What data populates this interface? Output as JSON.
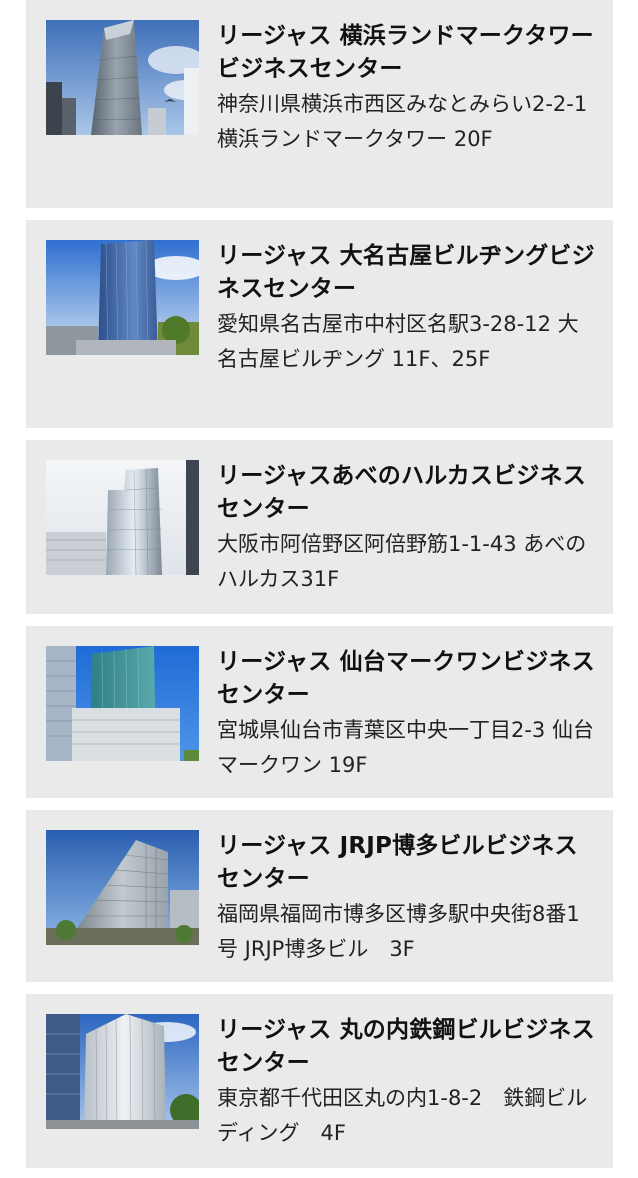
{
  "centers": [
    {
      "name": "リージャス 横浜ランドマークタワービジネスセンター",
      "address": "神奈川県横浜市西区みなとみらい2-2-1 横浜ランドマークタワー 20F",
      "image": "yokohama-landmark-tower-photo"
    },
    {
      "name": "リージャス 大名古屋ビルヂングビジネスセンター",
      "address": "愛知県名古屋市中村区名駅3-28-12 大名古屋ビルヂング 11F、25F",
      "image": "dai-nagoya-building-photo"
    },
    {
      "name": "リージャスあべのハルカスビジネスセンター",
      "address": "大阪市阿倍野区阿倍野筋1-1-43 あべのハルカス31F",
      "image": "abeno-harukas-photo"
    },
    {
      "name": "リージャス 仙台マークワンビジネスセンター",
      "address": "宮城県仙台市青葉区中央一丁目2-3 仙台マークワン 19F",
      "image": "sendai-mark-one-photo"
    },
    {
      "name": "リージャス JRJP博多ビルビジネスセンター",
      "address": "福岡県福岡市博多区博多駅中央街8番1号 JRJP博多ビル　3F",
      "image": "jrjp-hakata-building-photo"
    },
    {
      "name": "リージャス 丸の内鉄鋼ビルビジネスセンター",
      "address": "東京都千代田区丸の内1-8-2　鉄鋼ビルディング　4F",
      "image": "marunouchi-tekko-building-photo"
    }
  ]
}
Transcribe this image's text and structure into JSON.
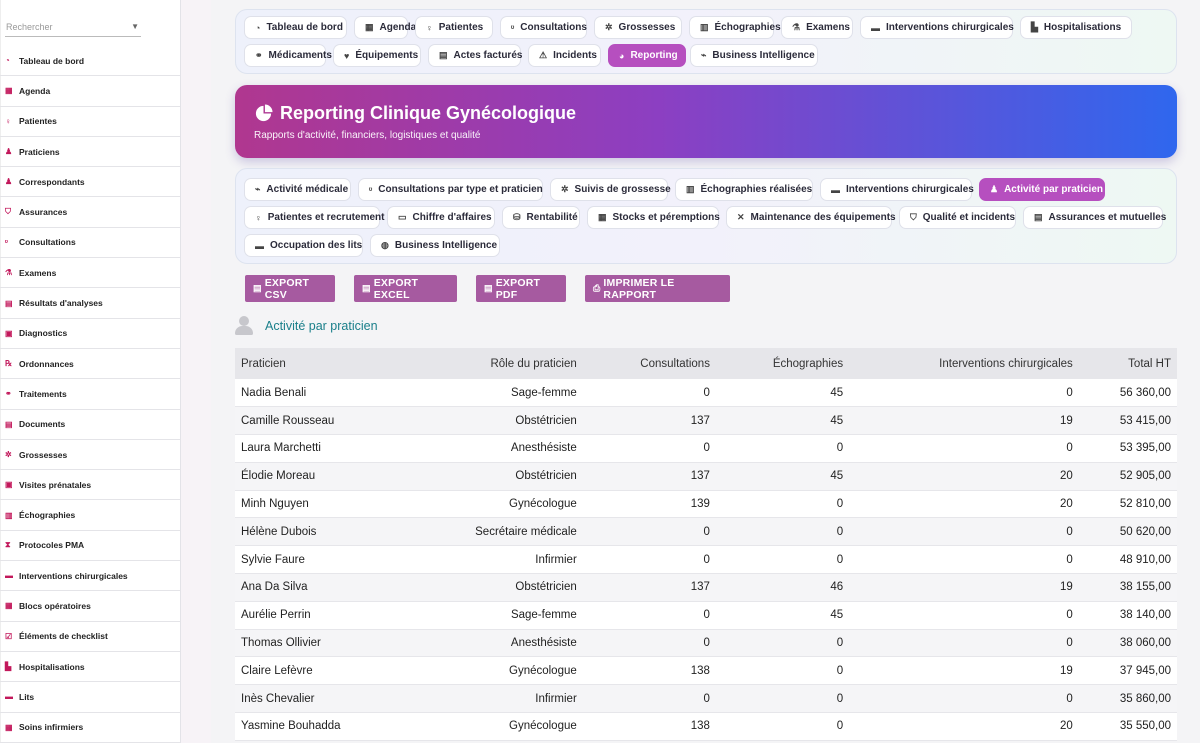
{
  "sidebar": {
    "search_placeholder": "Rechercher",
    "items": [
      {
        "label": "Tableau de bord",
        "icon": "dashboard-icon",
        "glyph": "◔"
      },
      {
        "label": "Agenda",
        "icon": "calendar-icon",
        "glyph": "▦"
      },
      {
        "label": "Patientes",
        "icon": "female-icon",
        "glyph": "♀"
      },
      {
        "label": "Praticiens",
        "icon": "user-doctor-icon",
        "glyph": "♟"
      },
      {
        "label": "Correspondants",
        "icon": "user-icon",
        "glyph": "♟"
      },
      {
        "label": "Assurances",
        "icon": "shield-icon",
        "glyph": "⛉"
      },
      {
        "label": "Consultations",
        "icon": "stethoscope-icon",
        "glyph": "ᶹ"
      },
      {
        "label": "Examens",
        "icon": "microscope-icon",
        "glyph": "⚗"
      },
      {
        "label": "Résultats d'analyses",
        "icon": "results-icon",
        "glyph": "▤"
      },
      {
        "label": "Diagnostics",
        "icon": "clipboard-icon",
        "glyph": "▣"
      },
      {
        "label": "Ordonnances",
        "icon": "prescription-icon",
        "glyph": "℞"
      },
      {
        "label": "Traitements",
        "icon": "pills-icon",
        "glyph": "⚭"
      },
      {
        "label": "Documents",
        "icon": "document-icon",
        "glyph": "▤"
      },
      {
        "label": "Grossesses",
        "icon": "baby-icon",
        "glyph": "✲"
      },
      {
        "label": "Visites prénatales",
        "icon": "visit-icon",
        "glyph": "▣"
      },
      {
        "label": "Échographies",
        "icon": "ultrasound-icon",
        "glyph": "▥"
      },
      {
        "label": "Protocoles PMA",
        "icon": "hourglass-icon",
        "glyph": "⧗"
      },
      {
        "label": "Interventions chirurgicales",
        "icon": "bed-icon",
        "glyph": "▬"
      },
      {
        "label": "Blocs opératoires",
        "icon": "operating-room-icon",
        "glyph": "▦"
      },
      {
        "label": "Éléments de checklist",
        "icon": "checklist-icon",
        "glyph": "☑"
      },
      {
        "label": "Hospitalisations",
        "icon": "hospital-icon",
        "glyph": "▙"
      },
      {
        "label": "Lits",
        "icon": "bed-icon",
        "glyph": "▬"
      },
      {
        "label": "Soins infirmiers",
        "icon": "nurse-icon",
        "glyph": "▦"
      }
    ]
  },
  "top_tabs": [
    {
      "label": "Tableau de bord",
      "icon": "dashboard-icon",
      "glyph": "◔"
    },
    {
      "label": "Agenda",
      "icon": "calendar-icon",
      "glyph": "▦"
    },
    {
      "label": "Patientes",
      "icon": "female-icon",
      "glyph": "♀"
    },
    {
      "label": "Consultations",
      "icon": "stethoscope-icon",
      "glyph": "ᶹ"
    },
    {
      "label": "Grossesses",
      "icon": "baby-icon",
      "glyph": "✲"
    },
    {
      "label": "Échographies",
      "icon": "ultrasound-icon",
      "glyph": "▥"
    },
    {
      "label": "Examens",
      "icon": "microscope-icon",
      "glyph": "⚗"
    },
    {
      "label": "Interventions chirurgicales",
      "icon": "bed-icon",
      "glyph": "▬"
    },
    {
      "label": "Hospitalisations",
      "icon": "hospital-icon",
      "glyph": "▙"
    },
    {
      "label": "Médicaments",
      "icon": "pills-icon",
      "glyph": "⚭"
    },
    {
      "label": "Équipements",
      "icon": "heart-icon",
      "glyph": "♥"
    },
    {
      "label": "Actes facturés",
      "icon": "invoice-icon",
      "glyph": "▤"
    },
    {
      "label": "Incidents",
      "icon": "warning-icon",
      "glyph": "⚠"
    },
    {
      "label": "Reporting",
      "icon": "pie-chart-icon",
      "glyph": "◕",
      "active": true
    },
    {
      "label": "Business Intelligence",
      "icon": "line-chart-icon",
      "glyph": "⌁"
    }
  ],
  "banner": {
    "title": "Reporting Clinique Gynécologique",
    "subtitle": "Rapports d'activité, financiers, logistiques et qualité"
  },
  "sub_tabs": [
    {
      "label": "Activité médicale",
      "icon": "line-chart-icon",
      "glyph": "⌁"
    },
    {
      "label": "Consultations par type et praticien",
      "icon": "stethoscope-icon",
      "glyph": "ᶹ"
    },
    {
      "label": "Suivis de grossesse",
      "icon": "baby-icon",
      "glyph": "✲"
    },
    {
      "label": "Échographies réalisées",
      "icon": "ultrasound-icon",
      "glyph": "▥"
    },
    {
      "label": "Interventions chirurgicales",
      "icon": "bed-icon",
      "glyph": "▬"
    },
    {
      "label": "Activité par praticien",
      "icon": "user-doctor-icon",
      "glyph": "♟",
      "active": true
    },
    {
      "label": "Patientes et recrutement",
      "icon": "female-icon",
      "glyph": "♀"
    },
    {
      "label": "Chiffre d'affaires",
      "icon": "money-icon",
      "glyph": "▭"
    },
    {
      "label": "Rentabilité",
      "icon": "coins-icon",
      "glyph": "⛁"
    },
    {
      "label": "Stocks et péremptions",
      "icon": "boxes-icon",
      "glyph": "▦"
    },
    {
      "label": "Maintenance des équipements",
      "icon": "tools-icon",
      "glyph": "✕"
    },
    {
      "label": "Qualité et incidents",
      "icon": "shield-icon",
      "glyph": "⛉"
    },
    {
      "label": "Assurances et mutuelles",
      "icon": "document-icon",
      "glyph": "▤"
    },
    {
      "label": "Occupation des lits",
      "icon": "bed-icon",
      "glyph": "▬"
    },
    {
      "label": "Business Intelligence",
      "icon": "brain-icon",
      "glyph": "◍"
    }
  ],
  "export_buttons": [
    {
      "label": "EXPORT CSV",
      "icon": "file-csv-icon"
    },
    {
      "label": "EXPORT EXCEL",
      "icon": "file-excel-icon"
    },
    {
      "label": "EXPORT PDF",
      "icon": "file-pdf-icon"
    },
    {
      "label": "IMPRIMER LE RAPPORT",
      "icon": "print-icon"
    }
  ],
  "section": {
    "title": "Activité par praticien"
  },
  "table": {
    "headers": [
      "Praticien",
      "Rôle du praticien",
      "Consultations",
      "Échographies",
      "Interventions chirurgicales",
      "Total HT"
    ],
    "rows": [
      [
        "Nadia Benali",
        "Sage-femme",
        "0",
        "45",
        "0",
        "56 360,00"
      ],
      [
        "Camille Rousseau",
        "Obstétricien",
        "137",
        "45",
        "19",
        "53 415,00"
      ],
      [
        "Laura Marchetti",
        "Anesthésiste",
        "0",
        "0",
        "0",
        "53 395,00"
      ],
      [
        "Élodie Moreau",
        "Obstétricien",
        "137",
        "45",
        "20",
        "52 905,00"
      ],
      [
        "Minh Nguyen",
        "Gynécologue",
        "139",
        "0",
        "20",
        "52 810,00"
      ],
      [
        "Hélène Dubois",
        "Secrétaire médicale",
        "0",
        "0",
        "0",
        "50 620,00"
      ],
      [
        "Sylvie Faure",
        "Infirmier",
        "0",
        "0",
        "0",
        "48 910,00"
      ],
      [
        "Ana Da Silva",
        "Obstétricien",
        "137",
        "46",
        "19",
        "38 155,00"
      ],
      [
        "Aurélie Perrin",
        "Sage-femme",
        "0",
        "45",
        "0",
        "38 140,00"
      ],
      [
        "Thomas Ollivier",
        "Anesthésiste",
        "0",
        "0",
        "0",
        "38 060,00"
      ],
      [
        "Claire Lefèvre",
        "Gynécologue",
        "138",
        "0",
        "19",
        "37 945,00"
      ],
      [
        "Inès Chevalier",
        "Infirmier",
        "0",
        "0",
        "0",
        "35 860,00"
      ],
      [
        "Yasmine Bouhadda",
        "Gynécologue",
        "138",
        "0",
        "20",
        "35 550,00"
      ]
    ]
  }
}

★ ★ ★ ★ ★ ★ ★

[To be done]:
Show the lines of the records that include the string "microscope".

[Answer to this exercise]:
        "icon": "microscope-icon",
      "icon": "microscope-icon",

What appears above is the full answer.